**STATED TASK**
Copy the data below exactly, omitting any picture it contains.

**DATASET**
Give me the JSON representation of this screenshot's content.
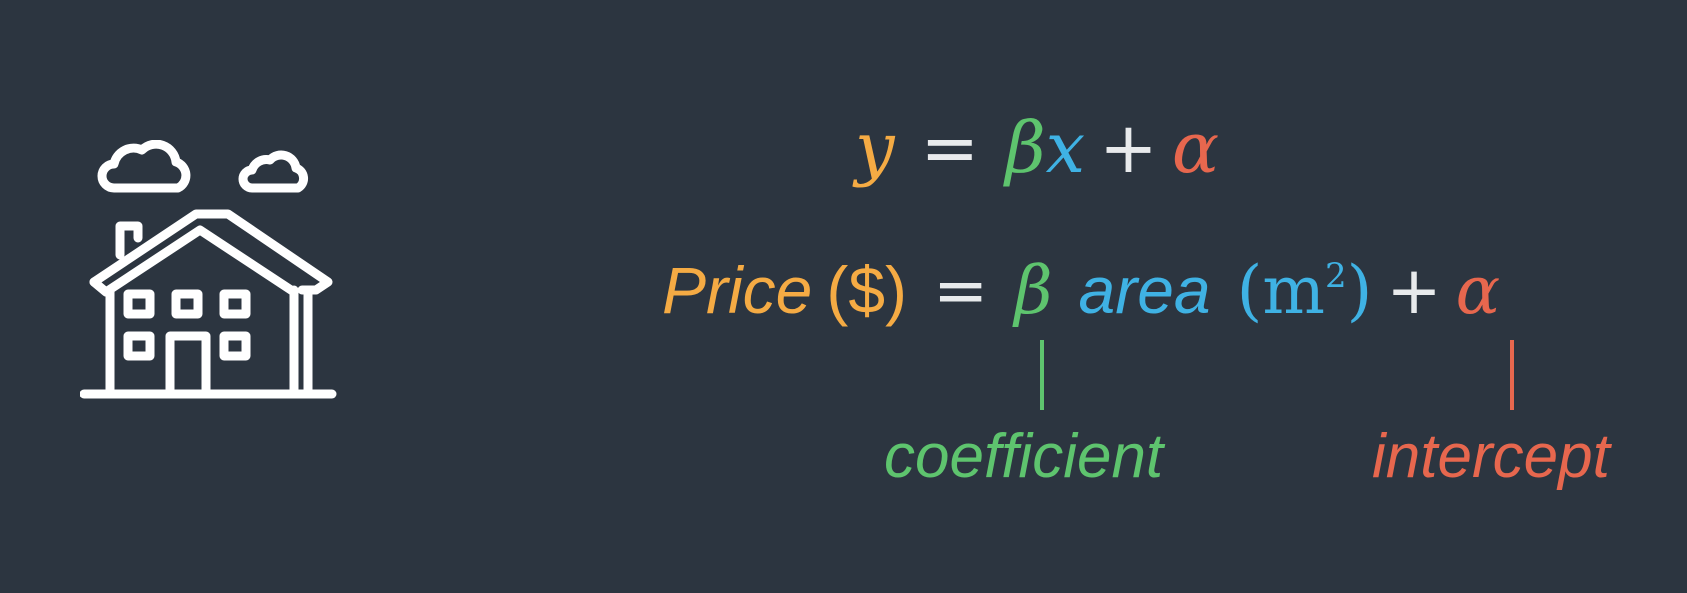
{
  "equation_general": {
    "y": "y",
    "equals": "=",
    "beta": "β",
    "x": "x",
    "plus": "+",
    "alpha": "α"
  },
  "equation_price": {
    "price": "Price",
    "currency": "($)",
    "equals": "=",
    "beta": "β",
    "area": "area",
    "unit_open": "(m",
    "unit_power": "2",
    "unit_close": ")",
    "plus": "+",
    "alpha": "α"
  },
  "annotations": {
    "coefficient": "coefficient",
    "intercept": "intercept"
  },
  "colors": {
    "background": "#2c3540",
    "dependent": "#f5ab44",
    "coefficient": "#5ec46e",
    "variable": "#3fb2e4",
    "intercept": "#e7674e",
    "operator": "#e8eaec",
    "icon": "#ffffff"
  },
  "icons": {
    "house": "house-with-clouds-icon"
  }
}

**WRITTEN REPLY**
Give me the JSON representation of this screenshot's content.
{
  "equation_general": {
    "y": "y",
    "equals": "=",
    "beta": "β",
    "x": "x",
    "plus": "+",
    "alpha": "α"
  },
  "equation_price": {
    "price": "Price",
    "currency": "($)",
    "equals": "=",
    "beta": "β",
    "area": "area",
    "unit_open": "(m",
    "unit_power": "2",
    "unit_close": ")",
    "plus": "+",
    "alpha": "α"
  },
  "annotations": {
    "coefficient": "coefficient",
    "intercept": "intercept"
  },
  "colors": {
    "background": "#2c3540",
    "dependent": "#f5ab44",
    "coefficient": "#5ec46e",
    "variable": "#3fb2e4",
    "intercept": "#e7674e",
    "operator": "#e8eaec",
    "icon": "#ffffff"
  },
  "icons": {
    "house": "house-with-clouds-icon"
  }
}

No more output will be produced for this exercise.